[Do this]
Give back all the data exactly, line by line.

----

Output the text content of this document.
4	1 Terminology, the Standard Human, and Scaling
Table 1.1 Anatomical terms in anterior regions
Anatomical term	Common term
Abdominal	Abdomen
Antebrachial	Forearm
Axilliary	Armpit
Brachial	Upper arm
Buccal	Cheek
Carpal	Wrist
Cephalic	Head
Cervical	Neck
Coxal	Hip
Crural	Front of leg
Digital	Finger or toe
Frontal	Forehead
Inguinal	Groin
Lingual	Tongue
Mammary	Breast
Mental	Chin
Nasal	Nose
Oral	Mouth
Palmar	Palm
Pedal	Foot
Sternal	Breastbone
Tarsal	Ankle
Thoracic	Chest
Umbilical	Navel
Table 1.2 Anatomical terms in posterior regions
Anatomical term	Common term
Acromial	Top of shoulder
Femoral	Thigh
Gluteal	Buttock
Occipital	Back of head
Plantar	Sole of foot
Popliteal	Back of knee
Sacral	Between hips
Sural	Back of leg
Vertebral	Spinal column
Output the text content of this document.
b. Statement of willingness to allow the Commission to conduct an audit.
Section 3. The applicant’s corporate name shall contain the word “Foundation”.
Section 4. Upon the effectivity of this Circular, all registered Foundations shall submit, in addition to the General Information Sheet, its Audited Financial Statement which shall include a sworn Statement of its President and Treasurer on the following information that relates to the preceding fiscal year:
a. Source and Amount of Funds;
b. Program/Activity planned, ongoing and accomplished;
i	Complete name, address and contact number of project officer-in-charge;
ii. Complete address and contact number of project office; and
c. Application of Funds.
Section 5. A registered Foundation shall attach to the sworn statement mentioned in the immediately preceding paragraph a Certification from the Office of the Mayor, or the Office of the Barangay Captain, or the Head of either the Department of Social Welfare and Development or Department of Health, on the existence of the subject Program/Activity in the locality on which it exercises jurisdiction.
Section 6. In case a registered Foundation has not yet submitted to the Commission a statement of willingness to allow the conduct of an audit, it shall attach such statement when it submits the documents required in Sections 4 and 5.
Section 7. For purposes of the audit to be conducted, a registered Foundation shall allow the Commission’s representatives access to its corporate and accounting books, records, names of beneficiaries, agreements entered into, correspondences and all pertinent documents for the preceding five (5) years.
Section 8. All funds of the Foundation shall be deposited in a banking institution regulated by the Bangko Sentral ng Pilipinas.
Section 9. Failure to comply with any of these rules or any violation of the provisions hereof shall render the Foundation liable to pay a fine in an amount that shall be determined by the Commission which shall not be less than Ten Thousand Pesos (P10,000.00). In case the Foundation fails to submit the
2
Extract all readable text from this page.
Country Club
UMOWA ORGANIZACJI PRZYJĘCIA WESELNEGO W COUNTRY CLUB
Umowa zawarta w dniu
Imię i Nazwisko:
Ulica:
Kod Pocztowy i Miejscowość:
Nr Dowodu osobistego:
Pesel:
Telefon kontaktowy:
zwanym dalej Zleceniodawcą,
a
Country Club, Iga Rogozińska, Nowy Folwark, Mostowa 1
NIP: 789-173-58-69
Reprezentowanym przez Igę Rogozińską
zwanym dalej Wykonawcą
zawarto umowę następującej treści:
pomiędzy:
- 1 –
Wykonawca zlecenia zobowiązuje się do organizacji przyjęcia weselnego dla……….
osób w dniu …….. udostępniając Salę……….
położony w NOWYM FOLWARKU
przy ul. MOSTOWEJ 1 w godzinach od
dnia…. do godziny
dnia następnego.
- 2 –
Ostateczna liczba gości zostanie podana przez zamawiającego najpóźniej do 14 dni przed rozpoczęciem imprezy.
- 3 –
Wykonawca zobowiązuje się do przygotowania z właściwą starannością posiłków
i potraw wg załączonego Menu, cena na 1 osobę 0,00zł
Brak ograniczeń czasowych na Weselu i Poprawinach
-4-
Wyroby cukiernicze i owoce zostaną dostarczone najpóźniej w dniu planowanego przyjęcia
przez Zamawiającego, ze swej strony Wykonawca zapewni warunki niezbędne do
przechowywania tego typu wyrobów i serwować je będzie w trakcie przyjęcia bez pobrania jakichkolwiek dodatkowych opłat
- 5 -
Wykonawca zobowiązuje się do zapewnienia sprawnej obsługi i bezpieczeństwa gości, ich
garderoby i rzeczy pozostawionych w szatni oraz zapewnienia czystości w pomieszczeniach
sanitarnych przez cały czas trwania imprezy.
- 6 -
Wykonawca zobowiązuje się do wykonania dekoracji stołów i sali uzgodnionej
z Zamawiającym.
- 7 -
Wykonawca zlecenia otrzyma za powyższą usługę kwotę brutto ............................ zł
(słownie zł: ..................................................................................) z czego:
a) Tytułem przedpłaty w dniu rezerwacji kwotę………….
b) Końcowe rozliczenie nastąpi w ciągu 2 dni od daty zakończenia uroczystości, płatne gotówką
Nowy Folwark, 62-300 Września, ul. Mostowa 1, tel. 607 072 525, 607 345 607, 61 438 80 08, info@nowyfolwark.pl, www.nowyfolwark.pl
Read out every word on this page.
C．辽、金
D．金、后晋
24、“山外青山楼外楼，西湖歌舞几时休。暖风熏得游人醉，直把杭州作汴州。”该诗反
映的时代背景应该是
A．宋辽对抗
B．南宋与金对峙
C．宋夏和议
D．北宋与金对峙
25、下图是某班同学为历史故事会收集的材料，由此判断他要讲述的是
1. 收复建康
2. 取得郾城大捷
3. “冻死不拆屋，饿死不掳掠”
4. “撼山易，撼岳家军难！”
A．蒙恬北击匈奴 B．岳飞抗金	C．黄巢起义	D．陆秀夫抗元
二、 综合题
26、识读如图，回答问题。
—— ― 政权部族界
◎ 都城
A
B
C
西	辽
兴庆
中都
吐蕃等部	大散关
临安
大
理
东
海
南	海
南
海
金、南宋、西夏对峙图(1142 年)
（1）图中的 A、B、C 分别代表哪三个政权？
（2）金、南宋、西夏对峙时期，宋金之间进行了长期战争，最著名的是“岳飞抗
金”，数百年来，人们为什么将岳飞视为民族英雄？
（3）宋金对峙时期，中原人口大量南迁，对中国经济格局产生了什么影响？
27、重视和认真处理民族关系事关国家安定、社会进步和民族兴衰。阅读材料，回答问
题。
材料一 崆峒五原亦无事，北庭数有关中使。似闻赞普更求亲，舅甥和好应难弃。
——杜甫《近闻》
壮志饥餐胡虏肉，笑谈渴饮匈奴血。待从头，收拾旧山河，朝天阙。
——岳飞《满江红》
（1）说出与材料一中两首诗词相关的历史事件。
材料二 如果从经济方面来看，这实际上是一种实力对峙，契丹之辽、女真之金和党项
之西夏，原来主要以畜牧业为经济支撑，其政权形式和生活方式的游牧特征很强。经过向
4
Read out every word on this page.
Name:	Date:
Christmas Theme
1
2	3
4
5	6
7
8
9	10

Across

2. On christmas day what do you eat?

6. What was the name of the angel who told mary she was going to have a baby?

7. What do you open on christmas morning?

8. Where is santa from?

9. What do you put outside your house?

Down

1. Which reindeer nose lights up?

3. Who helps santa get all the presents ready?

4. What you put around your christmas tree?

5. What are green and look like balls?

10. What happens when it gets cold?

----

[Task solution]
Output the text content of this document.
4	1 Terminology, the Standard Human, and Scaling
Table 1.1 Anatomical terms in anterior regions
Anatomical term	Common term
Abdominal	Abdomen
Antebrachial	Forearm
Axilliary	Armpit
Brachial	Upper arm
Buccal	Cheek
Carpal	Wrist
Cephalic	Head
Cervical	Neck
Coxal	Hip
Crural	Front of leg
Digital	Finger or toe
Frontal	Forehead
Inguinal	Groin
Lingual	Tongue
Mammary	Breast
Mental	Chin
Nasal	Nose
Oral	Mouth
Palmar	Palm
Pedal	Foot
Sternal	Breastbone
Tarsal	Ankle
Thoracic	Chest
Umbilical	Navel
Table 1.2 Anatomical terms in posterior regions
Anatomical term	Common term
Acromial	Top of shoulder
Femoral	Thigh
Gluteal	Buttock
Occipital	Back of head
Plantar	Sole of foot
Popliteal	Back of knee
Sacral	Between hips
Sural	Back of leg
Vertebral	Spinal column
Output the text content of this document.
b. Statement of willingness to allow the Commission to conduct an audit.
Section 3. The applicant’s corporate name shall contain the word “Foundation”.
Section 4. Upon the effectivity of this Circular, all registered Foundations shall submit, in addition to the General Information Sheet, its Audited Financial Statement which shall include a sworn Statement of its President and Treasurer on the following information that relates to the preceding fiscal year:
a. Source and Amount of Funds;
b. Program/Activity planned, ongoing and accomplished;
i	Complete name, address and contact number of project officer-in-charge;
ii. Complete address and contact number of project office; and
c. Application of Funds.
Section 5. A registered Foundation shall attach to the sworn statement mentioned in the immediately preceding paragraph a Certification from the Office of the Mayor, or the Office of the Barangay Captain, or the Head of either the Department of Social Welfare and Development or Department of Health, on the existence of the subject Program/Activity in the locality on which it exercises jurisdiction.
Section 6. In case a registered Foundation has not yet submitted to the Commission a statement of willingness to allow the conduct of an audit, it shall attach such statement when it submits the documents required in Sections 4 and 5.
Section 7. For purposes of the audit to be conducted, a registered Foundation shall allow the Commission’s representatives access to its corporate and accounting books, records, names of beneficiaries, agreements entered into, correspondences and all pertinent documents for the preceding five (5) years.
Section 8. All funds of the Foundation shall be deposited in a banking institution regulated by the Bangko Sentral ng Pilipinas.
Section 9. Failure to comply with any of these rules or any violation of the provisions hereof shall render the Foundation liable to pay a fine in an amount that shall be determined by the Commission which shall not be less than Ten Thousand Pesos (P10,000.00). In case the Foundation fails to submit the
2
Extract all readable text from this page.
Country Club
UMOWA ORGANIZACJI PRZYJĘCIA WESELNEGO W COUNTRY CLUB
Umowa zawarta w dniu
Imię i Nazwisko:
Ulica:
Kod Pocztowy i Miejscowość:
Nr Dowodu osobistego:
Pesel:
Telefon kontaktowy:
zwanym dalej Zleceniodawcą,
a
Country Club, Iga Rogozińska, Nowy Folwark, Mostowa 1
NIP: 789-173-58-69
Reprezentowanym przez Igę Rogozińską
zwanym dalej Wykonawcą
zawarto umowę następującej treści:
pomiędzy:
- 1 –
Wykonawca zlecenia zobowiązuje się do organizacji przyjęcia weselnego dla……….
osób w dniu …….. udostępniając Salę……….
położony w NOWYM FOLWARKU
przy ul. MOSTOWEJ 1 w godzinach od
dnia…. do godziny
dnia następnego.
- 2 –
Ostateczna liczba gości zostanie podana przez zamawiającego najpóźniej do 14 dni przed rozpoczęciem imprezy.
- 3 –
Wykonawca zobowiązuje się do przygotowania z właściwą starannością posiłków
i potraw wg załączonego Menu, cena na 1 osobę 0,00zł
Brak ograniczeń czasowych na Weselu i Poprawinach
-4-
Wyroby cukiernicze i owoce zostaną dostarczone najpóźniej w dniu planowanego przyjęcia
przez Zamawiającego, ze swej strony Wykonawca zapewni warunki niezbędne do
przechowywania tego typu wyrobów i serwować je będzie w trakcie przyjęcia bez pobrania jakichkolwiek dodatkowych opłat
- 5 -
Wykonawca zobowiązuje się do zapewnienia sprawnej obsługi i bezpieczeństwa gości, ich
garderoby i rzeczy pozostawionych w szatni oraz zapewnienia czystości w pomieszczeniach
sanitarnych przez cały czas trwania imprezy.
- 6 -
Wykonawca zobowiązuje się do wykonania dekoracji stołów i sali uzgodnionej
z Zamawiającym.
- 7 -
Wykonawca zlecenia otrzyma za powyższą usługę kwotę brutto ............................ zł
(słownie zł: ..................................................................................) z czego:
a) Tytułem przedpłaty w dniu rezerwacji kwotę………….
b) Końcowe rozliczenie nastąpi w ciągu 2 dni od daty zakończenia uroczystości, płatne gotówką
Nowy Folwark, 62-300 Września, ul. Mostowa 1, tel. 607 072 525, 607 345 607, 61 438 80 08, info@nowyfolwark.pl, www.nowyfolwark.pl
Read out every word on this page.
C．辽、金
D．金、后晋
24、“山外青山楼外楼，西湖歌舞几时休。暖风熏得游人醉，直把杭州作汴州。”该诗反
映的时代背景应该是
A．宋辽对抗
B．南宋与金对峙
C．宋夏和议
D．北宋与金对峙
25、下图是某班同学为历史故事会收集的材料，由此判断他要讲述的是
1. 收复建康
2. 取得郾城大捷
3. “冻死不拆屋，饿死不掳掠”
4. “撼山易，撼岳家军难！”
A．蒙恬北击匈奴 B．岳飞抗金	C．黄巢起义	D．陆秀夫抗元
二、 综合题
26、识读如图，回答问题。
—— ― 政权部族界
◎ 都城
A
B
C
西	辽
兴庆
中都
吐蕃等部	大散关
临安
大
理
东
海
南	海
南
海
金、南宋、西夏对峙图(1142 年)
（1）图中的 A、B、C 分别代表哪三个政权？
（2）金、南宋、西夏对峙时期，宋金之间进行了长期战争，最著名的是“岳飞抗
金”，数百年来，人们为什么将岳飞视为民族英雄？
（3）宋金对峙时期，中原人口大量南迁，对中国经济格局产生了什么影响？
27、重视和认真处理民族关系事关国家安定、社会进步和民族兴衰。阅读材料，回答问
题。
材料一 崆峒五原亦无事，北庭数有关中使。似闻赞普更求亲，舅甥和好应难弃。
——杜甫《近闻》
壮志饥餐胡虏肉，笑谈渴饮匈奴血。待从头，收拾旧山河，朝天阙。
——岳飞《满江红》
（1）说出与材料一中两首诗词相关的历史事件。
材料二 如果从经济方面来看，这实际上是一种实力对峙，契丹之辽、女真之金和党项
之西夏，原来主要以畜牧业为经济支撑，其政权形式和生活方式的游牧特征很强。经过向
4
Read out every word on this page.
Name:	Date:
Christmas Theme
1
2	3
4
5	6
7
8
9	10

Across

2. On christmas day what do you eat?

6. What was the name of the angel who told mary she was going to have a baby?

7. What do you open on christmas morning?

8. Where is santa from?

9. What do you put outside your house?

Down

1. Which reindeer nose lights up?

3. Who helps santa get all the presents ready?

4. What you put around your christmas tree?

5. What are green and look like balls?

10. What happens when it gets cold?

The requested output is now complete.